- Request -
Look through the lines below and extract each one that contains "CATParts".
◇ ◇ ◇ ◇ ◇ ◇ ◇
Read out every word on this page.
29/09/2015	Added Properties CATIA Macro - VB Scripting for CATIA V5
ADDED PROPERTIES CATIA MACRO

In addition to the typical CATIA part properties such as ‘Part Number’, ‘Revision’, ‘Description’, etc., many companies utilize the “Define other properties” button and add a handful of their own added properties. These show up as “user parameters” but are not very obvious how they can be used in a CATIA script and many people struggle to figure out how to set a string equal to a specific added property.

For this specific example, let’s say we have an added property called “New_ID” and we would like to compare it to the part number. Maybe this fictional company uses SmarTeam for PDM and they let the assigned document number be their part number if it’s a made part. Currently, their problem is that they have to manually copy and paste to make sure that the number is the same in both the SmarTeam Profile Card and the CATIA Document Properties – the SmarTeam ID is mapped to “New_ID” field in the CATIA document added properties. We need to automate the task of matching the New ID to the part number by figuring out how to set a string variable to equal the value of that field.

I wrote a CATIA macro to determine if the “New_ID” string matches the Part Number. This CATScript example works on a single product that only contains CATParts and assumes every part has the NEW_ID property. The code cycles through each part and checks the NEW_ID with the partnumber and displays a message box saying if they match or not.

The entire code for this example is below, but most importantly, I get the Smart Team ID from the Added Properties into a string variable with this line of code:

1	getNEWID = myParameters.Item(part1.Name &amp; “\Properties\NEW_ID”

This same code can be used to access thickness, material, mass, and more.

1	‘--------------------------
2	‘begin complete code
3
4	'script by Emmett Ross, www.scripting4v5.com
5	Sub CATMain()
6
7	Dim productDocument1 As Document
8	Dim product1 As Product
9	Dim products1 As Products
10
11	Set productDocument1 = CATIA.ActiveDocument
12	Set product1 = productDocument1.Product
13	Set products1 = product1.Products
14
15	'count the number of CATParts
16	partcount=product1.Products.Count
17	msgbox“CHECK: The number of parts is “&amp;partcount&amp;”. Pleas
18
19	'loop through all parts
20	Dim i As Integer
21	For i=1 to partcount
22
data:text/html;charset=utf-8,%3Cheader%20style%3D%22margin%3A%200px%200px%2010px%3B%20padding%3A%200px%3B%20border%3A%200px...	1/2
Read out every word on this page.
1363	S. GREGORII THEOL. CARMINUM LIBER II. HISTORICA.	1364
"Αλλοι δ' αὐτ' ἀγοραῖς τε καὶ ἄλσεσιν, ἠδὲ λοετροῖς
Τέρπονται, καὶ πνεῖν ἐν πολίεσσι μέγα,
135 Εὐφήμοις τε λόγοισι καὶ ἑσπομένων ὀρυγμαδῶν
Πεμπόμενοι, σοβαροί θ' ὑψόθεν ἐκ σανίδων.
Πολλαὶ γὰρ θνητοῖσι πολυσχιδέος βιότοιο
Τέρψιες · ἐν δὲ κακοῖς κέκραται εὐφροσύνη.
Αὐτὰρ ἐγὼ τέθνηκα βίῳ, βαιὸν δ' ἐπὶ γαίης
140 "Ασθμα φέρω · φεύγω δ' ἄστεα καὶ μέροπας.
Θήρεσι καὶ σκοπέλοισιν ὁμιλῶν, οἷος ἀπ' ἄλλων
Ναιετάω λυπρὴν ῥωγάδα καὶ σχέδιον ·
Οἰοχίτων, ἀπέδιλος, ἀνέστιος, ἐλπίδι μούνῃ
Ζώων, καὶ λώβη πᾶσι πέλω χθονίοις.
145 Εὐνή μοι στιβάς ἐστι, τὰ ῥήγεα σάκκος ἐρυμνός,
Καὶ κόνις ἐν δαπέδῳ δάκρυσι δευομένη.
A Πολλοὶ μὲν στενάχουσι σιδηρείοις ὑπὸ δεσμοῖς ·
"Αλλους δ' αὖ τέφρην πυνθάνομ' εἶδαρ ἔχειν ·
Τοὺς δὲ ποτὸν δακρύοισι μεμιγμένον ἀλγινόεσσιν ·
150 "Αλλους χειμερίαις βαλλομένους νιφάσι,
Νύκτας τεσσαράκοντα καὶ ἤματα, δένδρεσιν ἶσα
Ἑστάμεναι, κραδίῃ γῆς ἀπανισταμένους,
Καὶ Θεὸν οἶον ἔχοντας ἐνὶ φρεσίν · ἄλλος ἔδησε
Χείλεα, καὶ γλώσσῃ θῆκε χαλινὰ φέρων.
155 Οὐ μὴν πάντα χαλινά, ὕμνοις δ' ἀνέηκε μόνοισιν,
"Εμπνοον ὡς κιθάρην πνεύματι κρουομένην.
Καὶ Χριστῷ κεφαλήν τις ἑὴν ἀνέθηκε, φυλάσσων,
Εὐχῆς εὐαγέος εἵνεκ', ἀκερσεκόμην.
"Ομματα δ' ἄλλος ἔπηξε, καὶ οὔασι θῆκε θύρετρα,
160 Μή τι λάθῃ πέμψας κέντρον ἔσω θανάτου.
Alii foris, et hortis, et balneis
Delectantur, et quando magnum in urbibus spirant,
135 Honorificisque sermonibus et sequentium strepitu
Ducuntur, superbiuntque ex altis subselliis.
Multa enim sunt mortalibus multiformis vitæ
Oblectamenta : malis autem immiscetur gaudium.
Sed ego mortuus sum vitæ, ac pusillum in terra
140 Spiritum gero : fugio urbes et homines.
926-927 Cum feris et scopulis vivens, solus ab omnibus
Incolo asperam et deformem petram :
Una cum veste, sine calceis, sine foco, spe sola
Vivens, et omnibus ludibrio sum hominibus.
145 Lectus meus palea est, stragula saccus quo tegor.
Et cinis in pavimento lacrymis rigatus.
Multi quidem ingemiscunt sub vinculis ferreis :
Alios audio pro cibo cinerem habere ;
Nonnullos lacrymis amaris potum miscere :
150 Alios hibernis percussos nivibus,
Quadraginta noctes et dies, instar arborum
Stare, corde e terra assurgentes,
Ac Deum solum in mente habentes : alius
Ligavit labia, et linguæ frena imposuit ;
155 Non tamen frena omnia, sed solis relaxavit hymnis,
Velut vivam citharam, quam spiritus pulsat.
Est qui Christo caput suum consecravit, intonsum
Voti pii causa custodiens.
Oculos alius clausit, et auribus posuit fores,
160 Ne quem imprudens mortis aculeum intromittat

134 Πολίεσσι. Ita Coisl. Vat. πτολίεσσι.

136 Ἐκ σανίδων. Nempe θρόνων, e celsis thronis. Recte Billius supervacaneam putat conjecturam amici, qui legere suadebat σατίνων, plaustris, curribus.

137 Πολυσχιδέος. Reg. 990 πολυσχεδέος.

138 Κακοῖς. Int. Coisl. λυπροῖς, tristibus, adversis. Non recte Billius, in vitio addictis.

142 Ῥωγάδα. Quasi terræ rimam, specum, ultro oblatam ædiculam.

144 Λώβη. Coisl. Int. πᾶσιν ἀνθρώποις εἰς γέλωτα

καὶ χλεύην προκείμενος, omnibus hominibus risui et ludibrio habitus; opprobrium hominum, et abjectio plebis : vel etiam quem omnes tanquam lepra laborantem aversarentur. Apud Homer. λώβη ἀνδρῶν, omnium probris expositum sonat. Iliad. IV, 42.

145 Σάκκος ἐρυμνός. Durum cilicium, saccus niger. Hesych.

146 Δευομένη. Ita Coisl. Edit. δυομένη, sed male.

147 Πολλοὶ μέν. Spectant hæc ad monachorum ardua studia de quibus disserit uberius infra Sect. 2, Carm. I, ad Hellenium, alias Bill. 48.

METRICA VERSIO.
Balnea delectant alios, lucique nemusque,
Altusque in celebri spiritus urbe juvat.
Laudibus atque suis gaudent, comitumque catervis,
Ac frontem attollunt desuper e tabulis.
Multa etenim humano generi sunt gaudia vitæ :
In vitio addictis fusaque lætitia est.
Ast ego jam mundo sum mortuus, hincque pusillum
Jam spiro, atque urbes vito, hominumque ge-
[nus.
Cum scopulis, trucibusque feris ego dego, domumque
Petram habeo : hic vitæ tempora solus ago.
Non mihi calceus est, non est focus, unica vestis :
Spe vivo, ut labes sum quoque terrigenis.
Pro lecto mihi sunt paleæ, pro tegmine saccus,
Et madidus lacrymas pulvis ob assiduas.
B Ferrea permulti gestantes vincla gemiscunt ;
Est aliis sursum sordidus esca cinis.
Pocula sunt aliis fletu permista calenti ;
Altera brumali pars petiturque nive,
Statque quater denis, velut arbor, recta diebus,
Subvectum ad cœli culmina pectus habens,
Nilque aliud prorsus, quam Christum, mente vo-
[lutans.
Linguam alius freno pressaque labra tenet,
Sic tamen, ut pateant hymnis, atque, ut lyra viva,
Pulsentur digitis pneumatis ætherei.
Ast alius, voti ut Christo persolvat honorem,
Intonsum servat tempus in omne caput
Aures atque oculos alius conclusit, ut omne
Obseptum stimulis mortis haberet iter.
◇ ◇ ◇ ◇ ◇ ◇ ◇
- Solution for this task -
I wrote a CATIA macro to determine if the “New_ID” string matches the Part Number. This CATScript example works on a single product that only contains CATParts and assumes every part has the NEW_ID property. The code cycles through each part and checks the NEW_ID with the partnumber and displays a message box saying if they match or not.
15	'count the number of CATParts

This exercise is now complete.